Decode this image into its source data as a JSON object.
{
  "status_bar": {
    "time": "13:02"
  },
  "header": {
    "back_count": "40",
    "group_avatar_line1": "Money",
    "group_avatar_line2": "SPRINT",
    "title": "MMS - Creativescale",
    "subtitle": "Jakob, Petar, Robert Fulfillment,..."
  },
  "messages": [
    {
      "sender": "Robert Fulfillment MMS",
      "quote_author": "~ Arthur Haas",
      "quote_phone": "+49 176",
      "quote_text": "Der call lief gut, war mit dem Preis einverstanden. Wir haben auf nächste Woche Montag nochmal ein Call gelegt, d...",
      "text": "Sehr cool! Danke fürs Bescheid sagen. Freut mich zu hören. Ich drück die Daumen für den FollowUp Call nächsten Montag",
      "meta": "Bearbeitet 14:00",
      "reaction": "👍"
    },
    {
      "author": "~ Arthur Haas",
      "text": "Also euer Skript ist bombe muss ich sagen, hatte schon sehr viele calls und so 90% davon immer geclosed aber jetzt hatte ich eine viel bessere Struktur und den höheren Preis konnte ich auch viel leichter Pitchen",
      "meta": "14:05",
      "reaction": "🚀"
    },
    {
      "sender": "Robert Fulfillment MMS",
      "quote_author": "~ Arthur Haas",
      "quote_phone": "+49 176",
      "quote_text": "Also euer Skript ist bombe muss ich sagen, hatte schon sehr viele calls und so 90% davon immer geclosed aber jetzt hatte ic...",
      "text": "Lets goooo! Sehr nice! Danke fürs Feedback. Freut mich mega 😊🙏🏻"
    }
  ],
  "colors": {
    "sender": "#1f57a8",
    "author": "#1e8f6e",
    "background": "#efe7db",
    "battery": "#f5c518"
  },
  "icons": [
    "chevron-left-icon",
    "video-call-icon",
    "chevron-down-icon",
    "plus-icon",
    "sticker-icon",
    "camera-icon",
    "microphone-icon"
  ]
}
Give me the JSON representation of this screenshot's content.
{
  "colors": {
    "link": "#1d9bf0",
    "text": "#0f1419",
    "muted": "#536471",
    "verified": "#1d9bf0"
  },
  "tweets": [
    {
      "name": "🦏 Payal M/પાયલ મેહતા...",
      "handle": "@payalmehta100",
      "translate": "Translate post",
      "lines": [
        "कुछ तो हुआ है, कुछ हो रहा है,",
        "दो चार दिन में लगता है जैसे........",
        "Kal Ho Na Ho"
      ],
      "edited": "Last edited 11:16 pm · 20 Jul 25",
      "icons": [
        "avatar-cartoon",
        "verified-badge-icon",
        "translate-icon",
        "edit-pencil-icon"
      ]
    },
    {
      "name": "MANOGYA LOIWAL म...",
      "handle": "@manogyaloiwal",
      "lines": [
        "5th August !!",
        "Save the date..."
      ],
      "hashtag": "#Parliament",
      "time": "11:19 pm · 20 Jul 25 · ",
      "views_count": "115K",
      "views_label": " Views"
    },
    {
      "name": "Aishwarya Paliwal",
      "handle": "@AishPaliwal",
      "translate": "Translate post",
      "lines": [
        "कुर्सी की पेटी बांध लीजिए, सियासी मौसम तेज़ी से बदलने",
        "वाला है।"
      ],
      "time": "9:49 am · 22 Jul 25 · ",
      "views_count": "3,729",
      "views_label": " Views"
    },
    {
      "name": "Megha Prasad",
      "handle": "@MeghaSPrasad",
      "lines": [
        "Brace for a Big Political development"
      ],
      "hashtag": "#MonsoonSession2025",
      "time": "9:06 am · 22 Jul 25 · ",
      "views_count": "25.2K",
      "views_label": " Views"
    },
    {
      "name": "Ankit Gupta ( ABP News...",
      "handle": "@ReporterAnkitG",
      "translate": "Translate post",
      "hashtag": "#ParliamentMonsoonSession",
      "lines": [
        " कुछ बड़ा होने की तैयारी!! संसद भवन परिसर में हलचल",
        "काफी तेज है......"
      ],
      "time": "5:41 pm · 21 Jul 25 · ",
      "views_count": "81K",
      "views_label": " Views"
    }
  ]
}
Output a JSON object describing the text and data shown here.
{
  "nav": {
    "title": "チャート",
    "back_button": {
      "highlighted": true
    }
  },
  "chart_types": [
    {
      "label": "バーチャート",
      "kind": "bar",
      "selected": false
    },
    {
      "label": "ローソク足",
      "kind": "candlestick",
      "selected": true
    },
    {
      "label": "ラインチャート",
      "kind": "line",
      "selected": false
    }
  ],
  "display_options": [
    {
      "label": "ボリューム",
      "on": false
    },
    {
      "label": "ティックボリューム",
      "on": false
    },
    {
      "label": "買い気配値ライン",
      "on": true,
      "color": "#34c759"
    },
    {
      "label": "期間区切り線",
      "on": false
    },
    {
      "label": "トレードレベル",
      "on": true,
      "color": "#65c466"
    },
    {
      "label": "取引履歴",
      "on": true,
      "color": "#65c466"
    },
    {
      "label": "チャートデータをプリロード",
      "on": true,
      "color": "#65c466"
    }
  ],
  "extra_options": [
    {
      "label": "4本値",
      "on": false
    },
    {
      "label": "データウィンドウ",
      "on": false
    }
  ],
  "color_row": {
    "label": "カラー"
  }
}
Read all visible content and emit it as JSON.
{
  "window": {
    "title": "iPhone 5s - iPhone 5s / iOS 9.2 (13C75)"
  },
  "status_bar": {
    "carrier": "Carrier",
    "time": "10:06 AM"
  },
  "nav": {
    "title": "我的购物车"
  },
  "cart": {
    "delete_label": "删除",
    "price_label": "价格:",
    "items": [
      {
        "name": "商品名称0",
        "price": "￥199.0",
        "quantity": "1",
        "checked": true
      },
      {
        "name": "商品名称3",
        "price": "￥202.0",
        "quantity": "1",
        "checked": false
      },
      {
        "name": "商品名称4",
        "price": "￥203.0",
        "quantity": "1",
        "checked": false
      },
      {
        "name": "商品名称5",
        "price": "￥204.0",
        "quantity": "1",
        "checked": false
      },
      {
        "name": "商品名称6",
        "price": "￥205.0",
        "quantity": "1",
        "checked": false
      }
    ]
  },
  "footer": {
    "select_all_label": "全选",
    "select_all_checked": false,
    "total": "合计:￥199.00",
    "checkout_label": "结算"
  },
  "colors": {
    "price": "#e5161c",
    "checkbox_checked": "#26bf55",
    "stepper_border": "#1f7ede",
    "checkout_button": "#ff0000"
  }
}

========================

▶ Written request: Each line must be given again exactly as written above.

▶ Task response:
Decode this image into its source data as a JSON object.
{
  "status_bar": {
    "time": "13:02"
  },
  "header": {
    "back_count": "40",
    "group_avatar_line1": "Money",
    "group_avatar_line2": "SPRINT",
    "title": "MMS - Creativescale",
    "subtitle": "Jakob, Petar, Robert Fulfillment,..."
  },
  "messages": [
    {
      "sender": "Robert Fulfillment MMS",
      "quote_author": "~ Arthur Haas",
      "quote_phone": "+49 176",
      "quote_text": "Der call lief gut, war mit dem Preis einverstanden. Wir haben auf nächste Woche Montag nochmal ein Call gelegt, d...",
      "text": "Sehr cool! Danke fürs Bescheid sagen. Freut mich zu hören. Ich drück die Daumen für den FollowUp Call nächsten Montag",
      "meta": "Bearbeitet 14:00",
      "reaction": "👍"
    },
    {
      "author": "~ Arthur Haas",
      "text": "Also euer Skript ist bombe muss ich sagen, hatte schon sehr viele calls und so 90% davon immer geclosed aber jetzt hatte ich eine viel bessere Struktur und den höheren Preis konnte ich auch viel leichter Pitchen",
      "meta": "14:05",
      "reaction": "🚀"
    },
    {
      "sender": "Robert Fulfillment MMS",
      "quote_author": "~ Arthur Haas",
      "quote_phone": "+49 176",
      "quote_text": "Also euer Skript ist bombe muss ich sagen, hatte schon sehr viele calls und so 90% davon immer geclosed aber jetzt hatte ic...",
      "text": "Lets goooo! Sehr nice! Danke fürs Feedback. Freut mich mega 😊🙏🏻"
    }
  ],
  "colors": {
    "sender": "#1f57a8",
    "author": "#1e8f6e",
    "background": "#efe7db",
    "battery": "#f5c518"
  },
  "icons": [
    "chevron-left-icon",
    "video-call-icon",
    "chevron-down-icon",
    "plus-icon",
    "sticker-icon",
    "camera-icon",
    "microphone-icon"
  ]
}
Give me the JSON representation of this screenshot's content.
{
  "colors": {
    "link": "#1d9bf0",
    "text": "#0f1419",
    "muted": "#536471",
    "verified": "#1d9bf0"
  },
  "tweets": [
    {
      "name": "🦏 Payal M/પાયલ મેહતા...",
      "handle": "@payalmehta100",
      "translate": "Translate post",
      "lines": [
        "कुछ तो हुआ है, कुछ हो रहा है,",
        "दो चार दिन में लगता है जैसे........",
        "Kal Ho Na Ho"
      ],
      "edited": "Last edited 11:16 pm · 20 Jul 25",
      "icons": [
        "avatar-cartoon",
        "verified-badge-icon",
        "translate-icon",
        "edit-pencil-icon"
      ]
    },
    {
      "name": "MANOGYA LOIWAL म...",
      "handle": "@manogyaloiwal",
      "lines": [
        "5th August !!",
        "Save the date..."
      ],
      "hashtag": "#Parliament",
      "time": "11:19 pm · 20 Jul 25 · ",
      "views_count": "115K",
      "views_label": " Views"
    },
    {
      "name": "Aishwarya Paliwal",
      "handle": "@AishPaliwal",
      "translate": "Translate post",
      "lines": [
        "कुर्सी की पेटी बांध लीजिए, सियासी मौसम तेज़ी से बदलने",
        "वाला है।"
      ],
      "time": "9:49 am · 22 Jul 25 · ",
      "views_count": "3,729",
      "views_label": " Views"
    },
    {
      "name": "Megha Prasad",
      "handle": "@MeghaSPrasad",
      "lines": [
        "Brace for a Big Political development"
      ],
      "hashtag": "#MonsoonSession2025",
      "time": "9:06 am · 22 Jul 25 · ",
      "views_count": "25.2K",
      "views_label": " Views"
    },
    {
      "name": "Ankit Gupta ( ABP News...",
      "handle": "@ReporterAnkitG",
      "translate": "Translate post",
      "hashtag": "#ParliamentMonsoonSession",
      "lines": [
        " कुछ बड़ा होने की तैयारी!! संसद भवन परिसर में हलचल",
        "काफी तेज है......"
      ],
      "time": "5:41 pm · 21 Jul 25 · ",
      "views_count": "81K",
      "views_label": " Views"
    }
  ]
}
Output a JSON object describing the text and data shown here.
{
  "nav": {
    "title": "チャート",
    "back_button": {
      "highlighted": true
    }
  },
  "chart_types": [
    {
      "label": "バーチャート",
      "kind": "bar",
      "selected": false
    },
    {
      "label": "ローソク足",
      "kind": "candlestick",
      "selected": true
    },
    {
      "label": "ラインチャート",
      "kind": "line",
      "selected": false
    }
  ],
  "display_options": [
    {
      "label": "ボリューム",
      "on": false
    },
    {
      "label": "ティックボリューム",
      "on": false
    },
    {
      "label": "買い気配値ライン",
      "on": true,
      "color": "#34c759"
    },
    {
      "label": "期間区切り線",
      "on": false
    },
    {
      "label": "トレードレベル",
      "on": true,
      "color": "#65c466"
    },
    {
      "label": "取引履歴",
      "on": true,
      "color": "#65c466"
    },
    {
      "label": "チャートデータをプリロード",
      "on": true,
      "color": "#65c466"
    }
  ],
  "extra_options": [
    {
      "label": "4本値",
      "on": false
    },
    {
      "label": "データウィンドウ",
      "on": false
    }
  ],
  "color_row": {
    "label": "カラー"
  }
}
Read all visible content and emit it as JSON.
{
  "window": {
    "title": "iPhone 5s - iPhone 5s / iOS 9.2 (13C75)"
  },
  "status_bar": {
    "carrier": "Carrier",
    "time": "10:06 AM"
  },
  "nav": {
    "title": "我的购物车"
  },
  "cart": {
    "delete_label": "删除",
    "price_label": "价格:",
    "items": [
      {
        "name": "商品名称0",
        "price": "￥199.0",
        "quantity": "1",
        "checked": true
      },
      {
        "name": "商品名称3",
        "price": "￥202.0",
        "quantity": "1",
        "checked": false
      },
      {
        "name": "商品名称4",
        "price": "￥203.0",
        "quantity": "1",
        "checked": false
      },
      {
        "name": "商品名称5",
        "price": "￥204.0",
        "quantity": "1",
        "checked": false
      },
      {
        "name": "商品名称6",
        "price": "￥205.0",
        "quantity": "1",
        "checked": false
      }
    ]
  },
  "footer": {
    "select_all_label": "全选",
    "select_all_checked": false,
    "total": "合计:￥199.00",
    "checkout_label": "结算"
  },
  "colors": {
    "price": "#e5161c",
    "checkbox_checked": "#26bf55",
    "stepper_border": "#1f7ede",
    "checkout_button": "#ff0000"
  }
}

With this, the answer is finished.